Start of TEXT PROVIDED

Marj, the Vet gave him a blood test in December and also a checkup and said he did not have Heartworm. I still have the Heartguard, so I gave him one today. Is there a website where we can get them cheaper or is this prescription? Thanks for educating me. I thought about it and maybe once or twice a year we go up north to my Aunt's cabin for a long weekend. I'd rather be safe then sorry. Thanks Marj!!



Ladysmom said:


> Please read the link I just posted above about the dangers of treating a dog with heartworms and then decide if you want to take a chance on Rocky getting heartworms.
> 
> What To Do When Your Dog Has Heartworms
> 
> ...


----------



## Ladysmom (Oct 19, 2004)

Rocky's Mom said:


> Marj, the Vet gave him a blood test in December and also a checkup and said he did not have Heartworm. I still have the Heartguard, so I gave him one today. Is there a website where we can get them cheaper or is this prescription? Thanks for educating me. I thought about it and maybe once or twice a year we go up north to my Aunt's cabin for a long weekend. I'd rather be safe then sorry. Thanks Marj!!



Yay! :aktion033:

Always better to be safe than sorry!

Heartguard is a prescription medication. If you find it cheaper at at online pharmacy you can ask your vet to price match. Some do. You can also ask him to fax them a prescription if you prefer to buy it elsewhere.

It costs me about $6.50 a month to keep Bailey on Interceptor which is very reasonable IMO. I buy it directly from my vet. I usually just buy six months at a time which is $38.50 and easy to absorb. You may be able to buy it one pill at time from your vet if your finances are stretched. 

Yesterday was a big hit in the pocketbook, but I'm well stocked on Interceptor now!


----------



## SammieMom (Nov 13, 2010)

Melissa,

I am so sorry that happened to your baby and you. You would expect a vet would look for the obvious diseases first. 
{{hugs}}


----------



## SammieMom (Nov 13, 2010)

I paid 70.00 yesterday for 1 year of pills. Not bad IMO. I thought it was going to be more. 



Ladysmom said:


> Yay! :aktion033:
> 
> Always better to be safe than sorry!
> 
> ...


----------



## Snowball Pie's Mommi (Oct 16, 2008)

Ladysmom said:


> Hooray!
> 
> If you Google FDA and Novaritis, you will see that the FDA has been issuing warning letters to Novartis for violations since 2008. There was also a Wall Street Journal article about problems with a new MS drug in Europe. I don't think the company is going to bounce back in a few weeks.


Marg, I also read the whole link that you provided for us. A lot of the violations are on there, too.

Oh, and it isn't just pet meds either. They are in trouble for a lot of the over the counter meds.

End of TEXT PROVIDED

TASK ITEM A:
In the heartworm thread, what does Ladysmom pay for six months of Interceptor?
TASK ITEM B:
Print everything in the heartworm thread from "Heartguard is a" down to "buy it elsewhere.".
TASK ITEM C:
Name each distinct username that appears in the heartworm thread's heading lines, the ones followed by a date in parentheses.

Start of EXTRACTED MATERIAL

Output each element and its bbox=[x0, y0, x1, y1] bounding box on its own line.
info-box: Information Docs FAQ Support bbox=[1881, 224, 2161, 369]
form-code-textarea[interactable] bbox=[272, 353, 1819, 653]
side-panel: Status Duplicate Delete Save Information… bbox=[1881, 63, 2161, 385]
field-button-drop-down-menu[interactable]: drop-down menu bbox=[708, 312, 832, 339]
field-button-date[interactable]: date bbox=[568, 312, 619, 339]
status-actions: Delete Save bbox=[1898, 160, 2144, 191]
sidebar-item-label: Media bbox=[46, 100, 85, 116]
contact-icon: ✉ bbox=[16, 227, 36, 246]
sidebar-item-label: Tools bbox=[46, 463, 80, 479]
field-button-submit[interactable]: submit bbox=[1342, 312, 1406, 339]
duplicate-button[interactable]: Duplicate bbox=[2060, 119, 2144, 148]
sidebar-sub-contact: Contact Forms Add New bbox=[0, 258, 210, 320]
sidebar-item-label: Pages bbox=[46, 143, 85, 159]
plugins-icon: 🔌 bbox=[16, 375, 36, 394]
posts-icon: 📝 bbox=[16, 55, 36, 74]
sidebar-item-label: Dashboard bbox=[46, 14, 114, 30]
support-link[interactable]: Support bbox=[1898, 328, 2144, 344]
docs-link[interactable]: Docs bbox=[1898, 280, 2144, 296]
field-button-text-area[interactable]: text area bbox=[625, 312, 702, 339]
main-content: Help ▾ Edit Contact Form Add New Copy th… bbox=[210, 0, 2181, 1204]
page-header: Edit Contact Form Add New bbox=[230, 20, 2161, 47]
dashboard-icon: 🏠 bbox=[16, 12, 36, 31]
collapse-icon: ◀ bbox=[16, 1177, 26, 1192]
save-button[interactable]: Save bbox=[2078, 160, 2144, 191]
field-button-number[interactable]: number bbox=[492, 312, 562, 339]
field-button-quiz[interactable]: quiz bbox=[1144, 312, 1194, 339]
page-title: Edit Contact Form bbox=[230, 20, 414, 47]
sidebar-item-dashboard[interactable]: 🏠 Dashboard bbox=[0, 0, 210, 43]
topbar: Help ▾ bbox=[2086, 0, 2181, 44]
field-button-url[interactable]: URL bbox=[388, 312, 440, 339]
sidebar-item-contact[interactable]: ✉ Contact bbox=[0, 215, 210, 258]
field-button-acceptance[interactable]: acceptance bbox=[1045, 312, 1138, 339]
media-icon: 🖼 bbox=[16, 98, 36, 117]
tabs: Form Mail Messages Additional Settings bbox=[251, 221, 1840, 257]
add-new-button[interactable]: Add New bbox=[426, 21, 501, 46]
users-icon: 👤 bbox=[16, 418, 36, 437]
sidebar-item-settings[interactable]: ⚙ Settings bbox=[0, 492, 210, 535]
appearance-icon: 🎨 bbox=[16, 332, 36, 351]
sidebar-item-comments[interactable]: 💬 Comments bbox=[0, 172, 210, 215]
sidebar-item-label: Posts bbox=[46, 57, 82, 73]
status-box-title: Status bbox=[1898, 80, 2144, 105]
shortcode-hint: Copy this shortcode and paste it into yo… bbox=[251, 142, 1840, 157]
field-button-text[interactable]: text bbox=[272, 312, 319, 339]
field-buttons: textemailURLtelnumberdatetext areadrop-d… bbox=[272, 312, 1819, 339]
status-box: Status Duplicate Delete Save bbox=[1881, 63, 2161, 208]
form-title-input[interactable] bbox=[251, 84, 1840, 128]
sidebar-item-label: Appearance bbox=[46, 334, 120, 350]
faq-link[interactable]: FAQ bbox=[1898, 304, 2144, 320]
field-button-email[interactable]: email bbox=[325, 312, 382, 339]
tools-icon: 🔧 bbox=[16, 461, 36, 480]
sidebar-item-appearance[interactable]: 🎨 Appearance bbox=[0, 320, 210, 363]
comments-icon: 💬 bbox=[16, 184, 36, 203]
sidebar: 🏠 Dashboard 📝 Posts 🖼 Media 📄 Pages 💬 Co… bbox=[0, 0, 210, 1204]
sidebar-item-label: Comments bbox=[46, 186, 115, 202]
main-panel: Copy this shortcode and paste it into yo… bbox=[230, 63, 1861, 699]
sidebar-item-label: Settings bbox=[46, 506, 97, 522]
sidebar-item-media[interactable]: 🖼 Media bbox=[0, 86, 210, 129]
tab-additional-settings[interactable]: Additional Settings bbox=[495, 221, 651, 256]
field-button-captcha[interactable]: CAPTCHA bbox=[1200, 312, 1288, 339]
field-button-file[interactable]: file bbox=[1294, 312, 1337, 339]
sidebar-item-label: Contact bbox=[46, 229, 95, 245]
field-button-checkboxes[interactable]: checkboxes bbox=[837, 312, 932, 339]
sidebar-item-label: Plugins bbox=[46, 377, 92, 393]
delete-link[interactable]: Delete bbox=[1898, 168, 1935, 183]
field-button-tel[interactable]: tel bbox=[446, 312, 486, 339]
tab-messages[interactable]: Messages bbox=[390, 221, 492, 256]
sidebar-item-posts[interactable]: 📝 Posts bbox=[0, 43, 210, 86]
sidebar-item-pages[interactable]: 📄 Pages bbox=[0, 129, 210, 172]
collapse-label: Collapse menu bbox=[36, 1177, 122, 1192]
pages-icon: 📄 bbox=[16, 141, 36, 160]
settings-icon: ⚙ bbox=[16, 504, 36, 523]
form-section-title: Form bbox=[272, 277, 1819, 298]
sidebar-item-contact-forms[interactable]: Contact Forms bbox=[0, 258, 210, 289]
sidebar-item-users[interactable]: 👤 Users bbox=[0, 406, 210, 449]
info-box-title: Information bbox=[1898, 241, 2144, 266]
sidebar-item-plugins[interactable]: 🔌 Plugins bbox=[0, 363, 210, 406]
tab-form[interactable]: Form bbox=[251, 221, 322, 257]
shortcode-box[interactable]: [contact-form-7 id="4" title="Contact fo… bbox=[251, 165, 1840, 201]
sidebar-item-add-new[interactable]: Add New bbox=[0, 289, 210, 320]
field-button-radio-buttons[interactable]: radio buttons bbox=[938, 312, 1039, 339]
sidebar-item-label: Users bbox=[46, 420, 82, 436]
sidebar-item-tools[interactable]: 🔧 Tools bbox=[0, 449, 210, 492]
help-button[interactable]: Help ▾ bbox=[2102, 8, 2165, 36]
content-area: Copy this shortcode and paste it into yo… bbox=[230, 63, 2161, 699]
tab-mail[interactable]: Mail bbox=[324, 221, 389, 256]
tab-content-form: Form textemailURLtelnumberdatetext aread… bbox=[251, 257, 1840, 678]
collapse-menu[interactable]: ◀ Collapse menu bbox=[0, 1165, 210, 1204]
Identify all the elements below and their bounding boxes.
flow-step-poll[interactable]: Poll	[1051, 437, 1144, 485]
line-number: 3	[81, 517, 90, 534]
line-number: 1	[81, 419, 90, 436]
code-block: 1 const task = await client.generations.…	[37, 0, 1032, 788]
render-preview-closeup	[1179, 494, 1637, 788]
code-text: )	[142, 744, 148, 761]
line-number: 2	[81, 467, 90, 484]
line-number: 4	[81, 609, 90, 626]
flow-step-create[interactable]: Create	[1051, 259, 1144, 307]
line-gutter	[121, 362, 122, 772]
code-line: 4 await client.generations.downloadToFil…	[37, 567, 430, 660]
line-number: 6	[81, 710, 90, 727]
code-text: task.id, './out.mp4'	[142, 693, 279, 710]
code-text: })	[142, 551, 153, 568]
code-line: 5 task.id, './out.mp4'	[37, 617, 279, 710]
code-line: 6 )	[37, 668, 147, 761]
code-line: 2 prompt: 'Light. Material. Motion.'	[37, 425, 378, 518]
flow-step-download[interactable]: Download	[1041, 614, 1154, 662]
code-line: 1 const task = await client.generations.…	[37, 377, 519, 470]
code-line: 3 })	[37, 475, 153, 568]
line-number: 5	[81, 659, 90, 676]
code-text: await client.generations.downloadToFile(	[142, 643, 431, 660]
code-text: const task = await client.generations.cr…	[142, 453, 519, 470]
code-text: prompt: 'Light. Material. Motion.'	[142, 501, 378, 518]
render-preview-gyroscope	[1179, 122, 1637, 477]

End of EXTRACTED MATERIAL

TASK ANSWER A:
$38.50

TASK ANSWER B:
Heartguard is a prescription medication. If you find it cheaper at at online pharmacy you can ask your vet to price match. Some do. You can also ask him to fax them a prescription if you prefer to buy it elsewhere.

TASK ANSWER C:
Ladysmom, SammieMom, Snowball Pie's Mommi